Exercise goal: Leave the pictures out. Return all other data exactly.

Excerpted data:
====

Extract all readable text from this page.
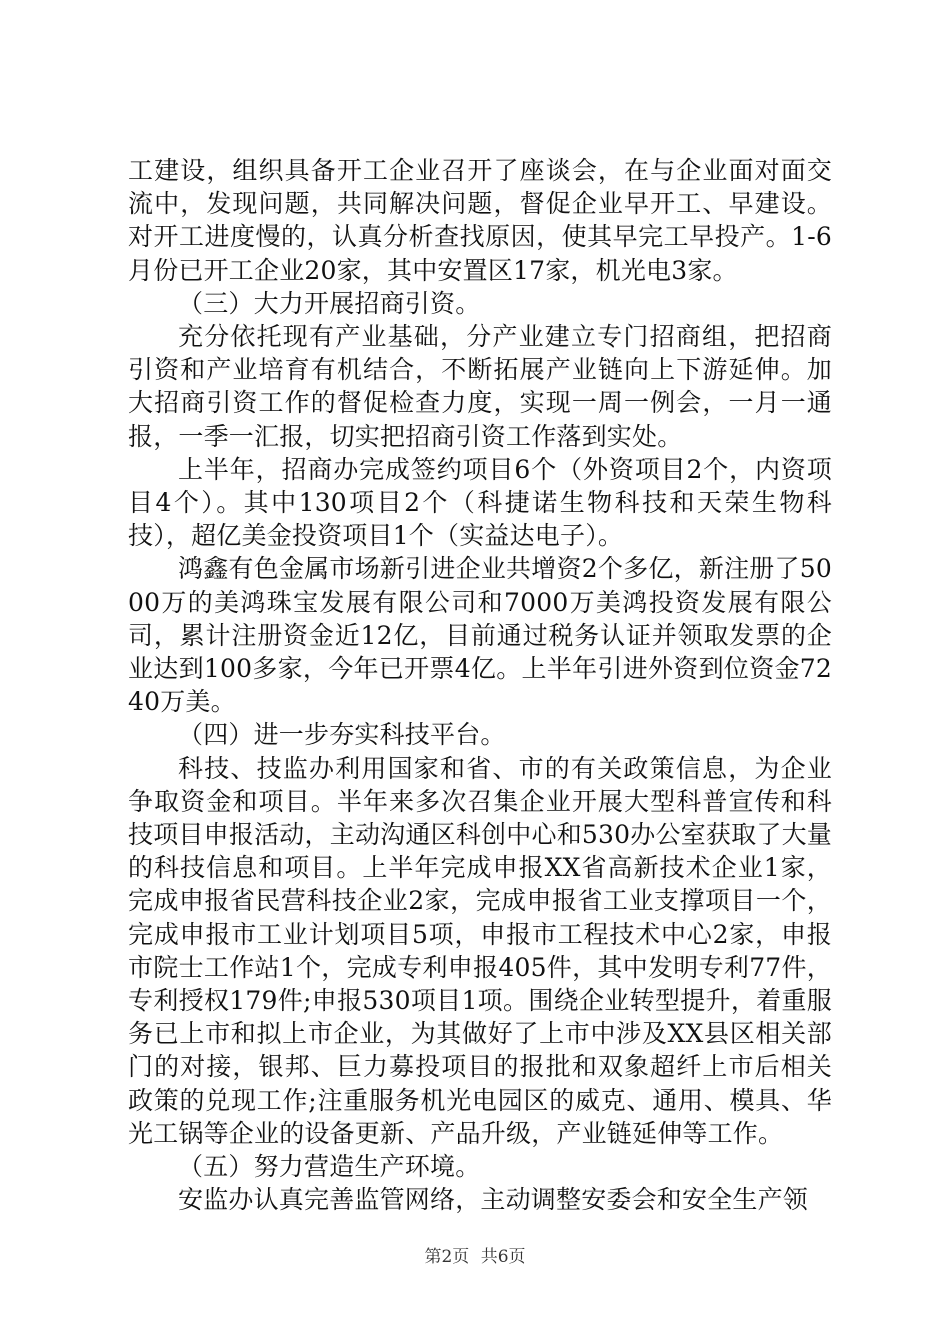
工建设，组织具备开工企业召开了座谈会，在与企业面对面交流中，发现问题，共同解决问题，督促企业早开工、早建设。对开工进度慢的，认真分析查找原因，使其早完工早投产。1-6月份已开工企业20家，其中安置区17家，机光电3家。

（三）大力开展招商引资。

充分依托现有产业基础，分产业建立专门招商组，把招商引资和产业培育有机结合，不断拓展产业链向上下游延伸。加大招商引资工作的督促检查力度，实现一周一例会，一月一通报，一季一汇报，切实把招商引资工作落到实处。

上半年，招商办完成签约项目6个（外资项目2个，内资项目4个）。其中130项目2个（科捷诺生物科技和天荣生物科技），超亿美金投资项目1个（实益达电子）。

鸿鑫有色金属市场新引进企业共增资2个多亿，新注册了5000万的美鸿珠宝发展有限公司和7000万美鸿投资发展有限公司，累计注册资金近12亿，目前通过税务认证并领取发票的企业达到100多家，今年已开票4亿。上半年引进外资到位资金7240万美。

（四）进一步夯实科技平台。

科技、技监办利用国家和省、市的有关政策信息，为企业争取资金和项目。半年来多次召集企业开展大型科普宣传和科技项目申报活动，主动沟通区科创中心和530办公室获取了大量的科技信息和项目。上半年完成申报XX省高新技术企业1家，完成申报省民营科技企业2家，完成申报省工业支撑项目一个，完成申报市工业计划项目5项，申报市工程技术中心2家，申报市院士工作站1个，完成专利申报405件，其中发明专利77件，专利授权179件;申报530项目1项。围绕企业转型提升，着重服务已上市和拟上市企业，为其做好了上市中涉及XX县区相关部门的对接，银邦、巨力募投项目的报批和双象超纤上市后相关政策的兑现工作;注重服务机光电园区的威克、通用、模具、华光工锅等企业的设备更新、产品升级，产业链延伸等工作。

（五）努力营造生产环境。

安监办认真完善监管网络，主动调整安委会和安全生产领

第2页 共6页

====

Worked solution:
Extract all readable text from this page.
工建设，组织具备开工企业召开了座谈会，在与企业面对面交流中，发现问题，共同解决问题，督促企业早开工、早建设。对开工进度慢的，认真分析查找原因，使其早完工早投产。1-6月份已开工企业20家，其中安置区17家，机光电3家。

（三）大力开展招商引资。

充分依托现有产业基础，分产业建立专门招商组，把招商引资和产业培育有机结合，不断拓展产业链向上下游延伸。加大招商引资工作的督促检查力度，实现一周一例会，一月一通报，一季一汇报，切实把招商引资工作落到实处。

上半年，招商办完成签约项目6个（外资项目2个，内资项目4个）。其中130项目2个（科捷诺生物科技和天荣生物科技），超亿美金投资项目1个（实益达电子）。

鸿鑫有色金属市场新引进企业共增资2个多亿，新注册了5000万的美鸿珠宝发展有限公司和7000万美鸿投资发展有限公司，累计注册资金近12亿，目前通过税务认证并领取发票的企业达到100多家，今年已开票4亿。上半年引进外资到位资金7240万美。

（四）进一步夯实科技平台。

科技、技监办利用国家和省、市的有关政策信息，为企业争取资金和项目。半年来多次召集企业开展大型科普宣传和科技项目申报活动，主动沟通区科创中心和530办公室获取了大量的科技信息和项目。上半年完成申报XX省高新技术企业1家，完成申报省民营科技企业2家，完成申报省工业支撑项目一个，完成申报市工业计划项目5项，申报市工程技术中心2家，申报市院士工作站1个，完成专利申报405件，其中发明专利77件，专利授权179件;申报530项目1项。围绕企业转型提升，着重服务已上市和拟上市企业，为其做好了上市中涉及XX县区相关部门的对接，银邦、巨力募投项目的报批和双象超纤上市后相关政策的兑现工作;注重服务机光电园区的威克、通用、模具、华光工锅等企业的设备更新、产品升级，产业链延伸等工作。

（五）努力营造生产环境。

安监办认真完善监管网络，主动调整安委会和安全生产领

第2页 共6页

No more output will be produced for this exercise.